[Data entries]
* Begin *

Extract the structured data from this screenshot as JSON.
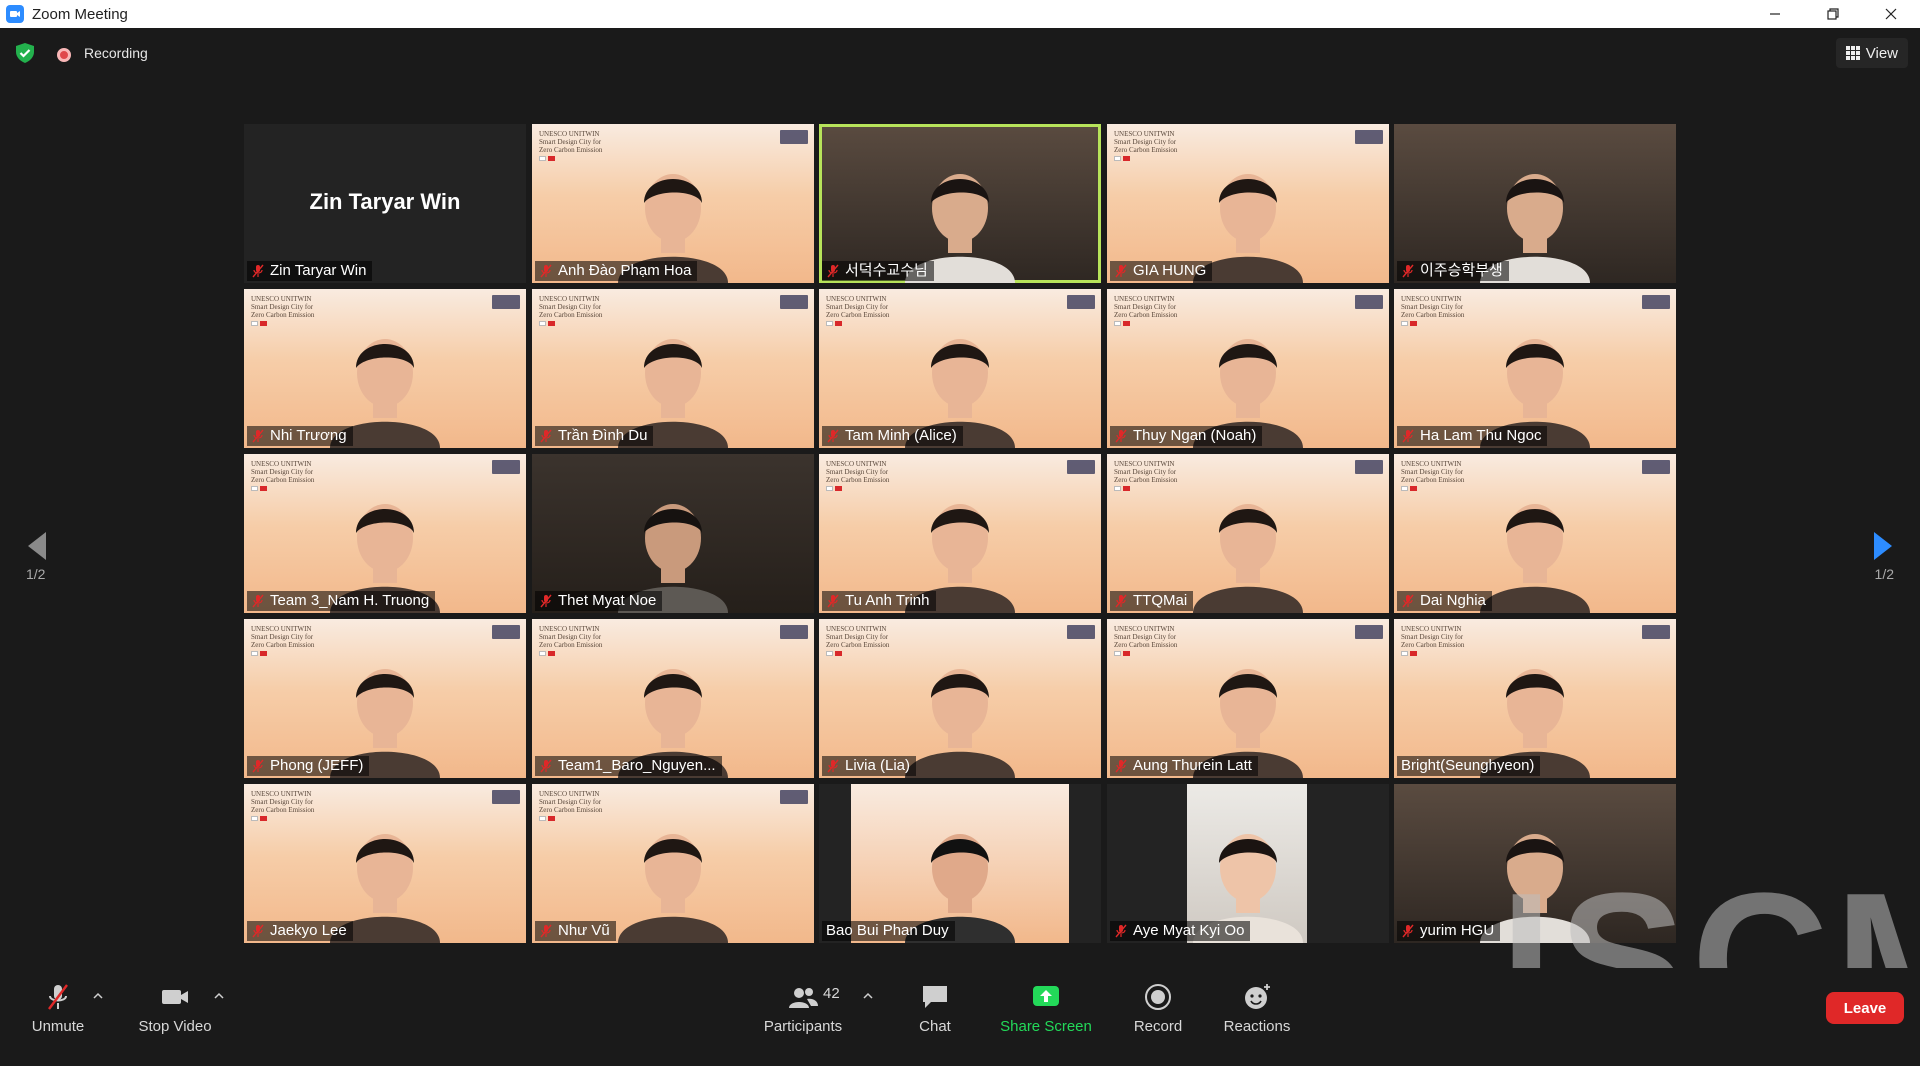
{
  "window": {
    "title": "Zoom Meeting"
  },
  "top": {
    "recording_label": "Recording",
    "view_label": "View"
  },
  "slide_text": "UNESCO UNITWIN\nSmart Design City for\nZero Carbon Emission",
  "pagination": {
    "left": "1/2",
    "right": "1/2"
  },
  "tiles": [
    {
      "name": "Zin Taryar Win",
      "kind": "name-only"
    },
    {
      "name": "Anh Đào Phạm Hoa",
      "kind": "slide"
    },
    {
      "name": "서덕수교수님",
      "kind": "room",
      "active": true
    },
    {
      "name": "GIA HUNG",
      "kind": "slide"
    },
    {
      "name": "이주승학부생",
      "kind": "room"
    },
    {
      "name": "Nhi Trương",
      "kind": "slide"
    },
    {
      "name": "Trần Đình Du",
      "kind": "slide"
    },
    {
      "name": "Tam Minh (Alice)",
      "kind": "slide"
    },
    {
      "name": "Thuy Ngan (Noah)",
      "kind": "slide"
    },
    {
      "name": "Ha Lam Thu Ngoc",
      "kind": "slide"
    },
    {
      "name": "Team 3_Nam H. Truong",
      "kind": "slide"
    },
    {
      "name": "Thet Myat Noe",
      "kind": "dark"
    },
    {
      "name": "Tu Anh Trinh",
      "kind": "slide"
    },
    {
      "name": "TTQMai",
      "kind": "slide"
    },
    {
      "name": "Dai Nghia",
      "kind": "slide"
    },
    {
      "name": "Phong (JEFF)",
      "kind": "slide"
    },
    {
      "name": "Team1_Baro_Nguyen...",
      "kind": "slide"
    },
    {
      "name": "Livia (Lia)",
      "kind": "slide"
    },
    {
      "name": "Aung Thurein Latt",
      "kind": "slide"
    },
    {
      "name": "Bright(Seunghyeon)",
      "kind": "slide",
      "no_mic": true
    },
    {
      "name": "Jaekyo Lee",
      "kind": "slide"
    },
    {
      "name": "Như Vũ",
      "kind": "slide"
    },
    {
      "name": "Bao Bui Phan Duy",
      "kind": "slide-narrow",
      "no_mic": true
    },
    {
      "name": "Aye Myat Kyi Oo",
      "kind": "light-narrow"
    },
    {
      "name": "yurim HGU",
      "kind": "room"
    }
  ],
  "toolbar": {
    "unmute": "Unmute",
    "stop_video": "Stop Video",
    "participants": "Participants",
    "participants_count": "42",
    "chat": "Chat",
    "share_screen": "Share Screen",
    "record": "Record",
    "reactions": "Reactions",
    "leave": "Leave"
  },
  "watermark": "ISCM",
  "colors": {
    "accent_green": "#23d959",
    "leave_red": "#e02828",
    "active_speaker": "#b7e35a",
    "recording": "#e0484b"
  }
}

* End *

▸ Required work
Transcribe the entries above verbatim, omitting their pictures.

▸ Worked answer
Extract the structured data from this screenshot as JSON.
{
  "window": {
    "title": "Zoom Meeting"
  },
  "top": {
    "recording_label": "Recording",
    "view_label": "View"
  },
  "slide_text": "UNESCO UNITWIN\nSmart Design City for\nZero Carbon Emission",
  "pagination": {
    "left": "1/2",
    "right": "1/2"
  },
  "tiles": [
    {
      "name": "Zin Taryar Win",
      "kind": "name-only"
    },
    {
      "name": "Anh Đào Phạm Hoa",
      "kind": "slide"
    },
    {
      "name": "서덕수교수님",
      "kind": "room",
      "active": true
    },
    {
      "name": "GIA HUNG",
      "kind": "slide"
    },
    {
      "name": "이주승학부생",
      "kind": "room"
    },
    {
      "name": "Nhi Trương",
      "kind": "slide"
    },
    {
      "name": "Trần Đình Du",
      "kind": "slide"
    },
    {
      "name": "Tam Minh (Alice)",
      "kind": "slide"
    },
    {
      "name": "Thuy Ngan (Noah)",
      "kind": "slide"
    },
    {
      "name": "Ha Lam Thu Ngoc",
      "kind": "slide"
    },
    {
      "name": "Team 3_Nam H. Truong",
      "kind": "slide"
    },
    {
      "name": "Thet Myat Noe",
      "kind": "dark"
    },
    {
      "name": "Tu Anh Trinh",
      "kind": "slide"
    },
    {
      "name": "TTQMai",
      "kind": "slide"
    },
    {
      "name": "Dai Nghia",
      "kind": "slide"
    },
    {
      "name": "Phong (JEFF)",
      "kind": "slide"
    },
    {
      "name": "Team1_Baro_Nguyen...",
      "kind": "slide"
    },
    {
      "name": "Livia (Lia)",
      "kind": "slide"
    },
    {
      "name": "Aung Thurein Latt",
      "kind": "slide"
    },
    {
      "name": "Bright(Seunghyeon)",
      "kind": "slide",
      "no_mic": true
    },
    {
      "name": "Jaekyo Lee",
      "kind": "slide"
    },
    {
      "name": "Như Vũ",
      "kind": "slide"
    },
    {
      "name": "Bao Bui Phan Duy",
      "kind": "slide-narrow",
      "no_mic": true
    },
    {
      "name": "Aye Myat Kyi Oo",
      "kind": "light-narrow"
    },
    {
      "name": "yurim HGU",
      "kind": "room"
    }
  ],
  "toolbar": {
    "unmute": "Unmute",
    "stop_video": "Stop Video",
    "participants": "Participants",
    "participants_count": "42",
    "chat": "Chat",
    "share_screen": "Share Screen",
    "record": "Record",
    "reactions": "Reactions",
    "leave": "Leave"
  },
  "watermark": "ISCM",
  "colors": {
    "accent_green": "#23d959",
    "leave_red": "#e02828",
    "active_speaker": "#b7e35a",
    "recording": "#e0484b"
  }
}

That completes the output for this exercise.